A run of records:
***

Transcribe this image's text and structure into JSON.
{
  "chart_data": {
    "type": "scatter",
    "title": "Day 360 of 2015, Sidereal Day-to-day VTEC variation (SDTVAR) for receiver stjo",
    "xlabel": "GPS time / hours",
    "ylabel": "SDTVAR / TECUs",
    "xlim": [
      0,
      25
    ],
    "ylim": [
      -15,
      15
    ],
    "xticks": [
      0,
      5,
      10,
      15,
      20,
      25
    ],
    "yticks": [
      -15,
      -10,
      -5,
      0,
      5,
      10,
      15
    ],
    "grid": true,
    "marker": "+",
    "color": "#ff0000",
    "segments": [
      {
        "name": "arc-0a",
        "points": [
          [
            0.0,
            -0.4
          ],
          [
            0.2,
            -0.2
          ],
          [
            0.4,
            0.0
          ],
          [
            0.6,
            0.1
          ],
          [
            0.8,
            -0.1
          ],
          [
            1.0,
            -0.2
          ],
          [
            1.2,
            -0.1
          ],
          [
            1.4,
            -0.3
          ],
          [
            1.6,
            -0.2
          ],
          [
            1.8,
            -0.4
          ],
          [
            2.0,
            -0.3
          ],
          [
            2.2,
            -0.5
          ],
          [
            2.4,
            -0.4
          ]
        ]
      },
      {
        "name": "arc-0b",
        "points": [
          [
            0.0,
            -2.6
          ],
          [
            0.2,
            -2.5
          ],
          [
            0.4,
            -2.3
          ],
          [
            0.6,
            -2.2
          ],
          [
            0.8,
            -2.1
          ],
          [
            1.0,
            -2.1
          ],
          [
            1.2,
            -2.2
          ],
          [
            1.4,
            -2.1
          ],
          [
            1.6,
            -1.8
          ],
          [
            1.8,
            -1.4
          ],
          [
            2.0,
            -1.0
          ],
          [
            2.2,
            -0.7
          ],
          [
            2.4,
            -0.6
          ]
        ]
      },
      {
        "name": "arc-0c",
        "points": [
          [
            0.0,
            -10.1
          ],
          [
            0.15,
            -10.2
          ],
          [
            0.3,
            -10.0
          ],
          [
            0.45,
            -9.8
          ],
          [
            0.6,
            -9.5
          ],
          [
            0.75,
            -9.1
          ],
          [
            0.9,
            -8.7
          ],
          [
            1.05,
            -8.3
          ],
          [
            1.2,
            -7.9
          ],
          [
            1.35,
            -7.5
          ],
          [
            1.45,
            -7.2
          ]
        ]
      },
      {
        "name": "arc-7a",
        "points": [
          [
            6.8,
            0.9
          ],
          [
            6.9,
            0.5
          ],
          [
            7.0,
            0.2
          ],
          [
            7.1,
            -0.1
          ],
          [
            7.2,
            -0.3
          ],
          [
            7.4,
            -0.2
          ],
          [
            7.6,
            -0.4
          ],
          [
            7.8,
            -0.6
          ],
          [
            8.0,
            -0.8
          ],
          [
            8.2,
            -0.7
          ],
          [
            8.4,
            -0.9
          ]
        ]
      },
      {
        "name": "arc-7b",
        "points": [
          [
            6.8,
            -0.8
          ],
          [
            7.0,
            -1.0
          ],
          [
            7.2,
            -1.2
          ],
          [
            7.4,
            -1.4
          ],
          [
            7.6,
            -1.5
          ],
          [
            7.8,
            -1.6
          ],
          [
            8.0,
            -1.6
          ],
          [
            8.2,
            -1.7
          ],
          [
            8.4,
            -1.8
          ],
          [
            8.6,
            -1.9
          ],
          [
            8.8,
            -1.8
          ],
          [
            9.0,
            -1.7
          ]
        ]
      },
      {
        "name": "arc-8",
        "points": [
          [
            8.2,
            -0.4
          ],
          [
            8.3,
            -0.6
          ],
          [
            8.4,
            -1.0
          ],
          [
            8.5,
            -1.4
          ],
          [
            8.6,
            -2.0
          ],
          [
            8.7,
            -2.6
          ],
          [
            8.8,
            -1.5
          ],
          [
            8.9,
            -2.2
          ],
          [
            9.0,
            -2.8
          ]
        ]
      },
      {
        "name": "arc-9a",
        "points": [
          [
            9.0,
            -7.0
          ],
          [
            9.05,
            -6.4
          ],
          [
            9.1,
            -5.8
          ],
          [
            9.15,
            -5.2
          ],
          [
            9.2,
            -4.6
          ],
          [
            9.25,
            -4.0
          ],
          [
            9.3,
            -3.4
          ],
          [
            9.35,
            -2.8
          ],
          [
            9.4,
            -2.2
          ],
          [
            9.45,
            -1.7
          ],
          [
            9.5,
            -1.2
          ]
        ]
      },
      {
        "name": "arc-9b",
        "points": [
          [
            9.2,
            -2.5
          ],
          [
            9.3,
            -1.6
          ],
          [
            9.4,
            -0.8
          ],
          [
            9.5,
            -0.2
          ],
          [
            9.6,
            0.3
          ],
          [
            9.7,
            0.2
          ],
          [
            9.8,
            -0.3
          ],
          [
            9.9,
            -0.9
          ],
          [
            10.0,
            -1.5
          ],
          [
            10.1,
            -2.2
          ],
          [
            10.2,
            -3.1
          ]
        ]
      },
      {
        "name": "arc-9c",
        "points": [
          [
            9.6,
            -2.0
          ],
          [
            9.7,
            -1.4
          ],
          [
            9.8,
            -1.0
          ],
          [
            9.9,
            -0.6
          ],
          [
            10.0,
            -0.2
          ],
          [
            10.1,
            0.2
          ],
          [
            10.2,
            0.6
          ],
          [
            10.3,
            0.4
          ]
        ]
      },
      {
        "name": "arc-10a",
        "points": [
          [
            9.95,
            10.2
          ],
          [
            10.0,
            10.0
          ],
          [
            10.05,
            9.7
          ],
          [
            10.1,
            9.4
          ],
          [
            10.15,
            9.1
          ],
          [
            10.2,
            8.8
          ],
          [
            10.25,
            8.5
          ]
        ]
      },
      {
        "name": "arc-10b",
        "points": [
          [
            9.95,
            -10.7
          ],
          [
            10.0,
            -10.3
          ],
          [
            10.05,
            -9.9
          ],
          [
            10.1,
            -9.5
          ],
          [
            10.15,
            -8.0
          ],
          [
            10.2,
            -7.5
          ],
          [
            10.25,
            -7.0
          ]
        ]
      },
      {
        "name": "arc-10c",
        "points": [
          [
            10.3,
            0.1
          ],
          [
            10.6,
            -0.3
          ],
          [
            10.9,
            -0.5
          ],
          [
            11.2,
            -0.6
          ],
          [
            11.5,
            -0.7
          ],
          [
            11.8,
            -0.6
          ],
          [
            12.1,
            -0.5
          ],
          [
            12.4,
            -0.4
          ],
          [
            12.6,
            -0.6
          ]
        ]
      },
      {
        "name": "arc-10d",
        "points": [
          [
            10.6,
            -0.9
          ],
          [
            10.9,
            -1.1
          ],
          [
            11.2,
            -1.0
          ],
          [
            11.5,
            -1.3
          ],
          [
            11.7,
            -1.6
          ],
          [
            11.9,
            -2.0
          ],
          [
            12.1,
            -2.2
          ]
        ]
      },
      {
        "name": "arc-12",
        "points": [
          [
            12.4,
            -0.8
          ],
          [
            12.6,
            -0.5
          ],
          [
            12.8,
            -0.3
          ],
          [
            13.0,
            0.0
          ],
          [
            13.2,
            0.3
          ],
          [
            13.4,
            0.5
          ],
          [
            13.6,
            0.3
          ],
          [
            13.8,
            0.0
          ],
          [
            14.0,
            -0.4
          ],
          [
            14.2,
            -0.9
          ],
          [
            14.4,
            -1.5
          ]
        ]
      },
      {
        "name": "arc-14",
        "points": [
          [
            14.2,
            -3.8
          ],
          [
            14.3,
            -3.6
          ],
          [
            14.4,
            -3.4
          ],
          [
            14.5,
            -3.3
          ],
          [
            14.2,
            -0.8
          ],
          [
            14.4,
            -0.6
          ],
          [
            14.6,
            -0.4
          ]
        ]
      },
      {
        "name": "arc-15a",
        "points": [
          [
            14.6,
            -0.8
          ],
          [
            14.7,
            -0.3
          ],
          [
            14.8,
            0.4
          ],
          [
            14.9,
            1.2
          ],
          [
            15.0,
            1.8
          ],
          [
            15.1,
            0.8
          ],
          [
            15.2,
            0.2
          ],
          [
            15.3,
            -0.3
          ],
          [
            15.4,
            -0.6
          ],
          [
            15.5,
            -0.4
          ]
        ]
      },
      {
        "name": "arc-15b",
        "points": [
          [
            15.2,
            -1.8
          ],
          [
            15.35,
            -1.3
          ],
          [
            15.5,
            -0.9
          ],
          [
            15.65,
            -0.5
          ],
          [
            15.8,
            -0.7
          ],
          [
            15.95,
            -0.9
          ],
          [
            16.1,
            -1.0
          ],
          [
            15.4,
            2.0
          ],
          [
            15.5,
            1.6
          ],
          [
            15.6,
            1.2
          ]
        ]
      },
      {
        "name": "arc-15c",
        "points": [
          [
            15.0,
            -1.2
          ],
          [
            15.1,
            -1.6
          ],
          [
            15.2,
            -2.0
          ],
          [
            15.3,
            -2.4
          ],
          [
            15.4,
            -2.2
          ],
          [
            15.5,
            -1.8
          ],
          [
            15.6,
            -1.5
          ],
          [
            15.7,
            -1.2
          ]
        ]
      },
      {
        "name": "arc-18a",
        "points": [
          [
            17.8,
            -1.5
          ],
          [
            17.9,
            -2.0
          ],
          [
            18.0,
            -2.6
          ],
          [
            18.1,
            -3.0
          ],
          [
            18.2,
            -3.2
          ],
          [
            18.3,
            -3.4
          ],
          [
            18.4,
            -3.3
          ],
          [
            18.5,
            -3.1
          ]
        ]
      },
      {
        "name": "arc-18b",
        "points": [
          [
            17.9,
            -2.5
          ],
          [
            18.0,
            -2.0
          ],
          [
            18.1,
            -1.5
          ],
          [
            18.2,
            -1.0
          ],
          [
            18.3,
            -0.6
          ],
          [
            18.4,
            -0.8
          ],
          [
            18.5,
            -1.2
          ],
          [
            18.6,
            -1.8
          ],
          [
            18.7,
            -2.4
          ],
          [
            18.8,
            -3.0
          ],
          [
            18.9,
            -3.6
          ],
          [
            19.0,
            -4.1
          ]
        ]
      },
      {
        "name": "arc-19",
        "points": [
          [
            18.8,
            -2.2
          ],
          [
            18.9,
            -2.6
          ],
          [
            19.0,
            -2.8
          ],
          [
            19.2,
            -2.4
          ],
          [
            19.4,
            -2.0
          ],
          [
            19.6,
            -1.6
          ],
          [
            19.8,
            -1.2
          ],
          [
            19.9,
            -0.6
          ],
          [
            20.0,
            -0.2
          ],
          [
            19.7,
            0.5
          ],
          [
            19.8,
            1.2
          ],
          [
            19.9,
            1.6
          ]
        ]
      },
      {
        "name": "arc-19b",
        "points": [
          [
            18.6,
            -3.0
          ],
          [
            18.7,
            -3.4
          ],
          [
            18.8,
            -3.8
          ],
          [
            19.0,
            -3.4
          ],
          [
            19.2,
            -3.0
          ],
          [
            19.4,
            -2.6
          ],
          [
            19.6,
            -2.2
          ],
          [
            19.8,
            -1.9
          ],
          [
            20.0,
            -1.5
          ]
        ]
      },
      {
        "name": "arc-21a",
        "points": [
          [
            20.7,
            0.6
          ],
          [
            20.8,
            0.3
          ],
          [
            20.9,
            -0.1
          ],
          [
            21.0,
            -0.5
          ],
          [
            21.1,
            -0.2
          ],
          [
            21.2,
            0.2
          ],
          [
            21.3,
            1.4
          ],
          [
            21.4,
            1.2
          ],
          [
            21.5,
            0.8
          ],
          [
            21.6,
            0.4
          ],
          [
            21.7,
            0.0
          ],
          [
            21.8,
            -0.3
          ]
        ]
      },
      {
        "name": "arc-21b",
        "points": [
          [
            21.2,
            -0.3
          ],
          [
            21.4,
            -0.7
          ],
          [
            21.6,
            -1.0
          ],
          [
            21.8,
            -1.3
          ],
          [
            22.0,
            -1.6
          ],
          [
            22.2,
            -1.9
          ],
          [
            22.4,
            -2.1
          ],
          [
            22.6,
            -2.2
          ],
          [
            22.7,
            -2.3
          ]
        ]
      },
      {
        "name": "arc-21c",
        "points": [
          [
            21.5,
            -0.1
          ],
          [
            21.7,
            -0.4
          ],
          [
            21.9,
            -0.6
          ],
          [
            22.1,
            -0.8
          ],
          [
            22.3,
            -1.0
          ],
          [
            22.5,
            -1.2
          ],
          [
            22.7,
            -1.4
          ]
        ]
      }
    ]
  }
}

***

» Problem
Search the preceding listing for the word "SDTVAR" and pull out every line that holds it.

» Result of the exercise
    "title": "Day 360 of 2015, Sidereal Day-to-day VTEC variation (SDTVAR) for receiver stjo",
    "ylabel": "SDTVAR / TECUs",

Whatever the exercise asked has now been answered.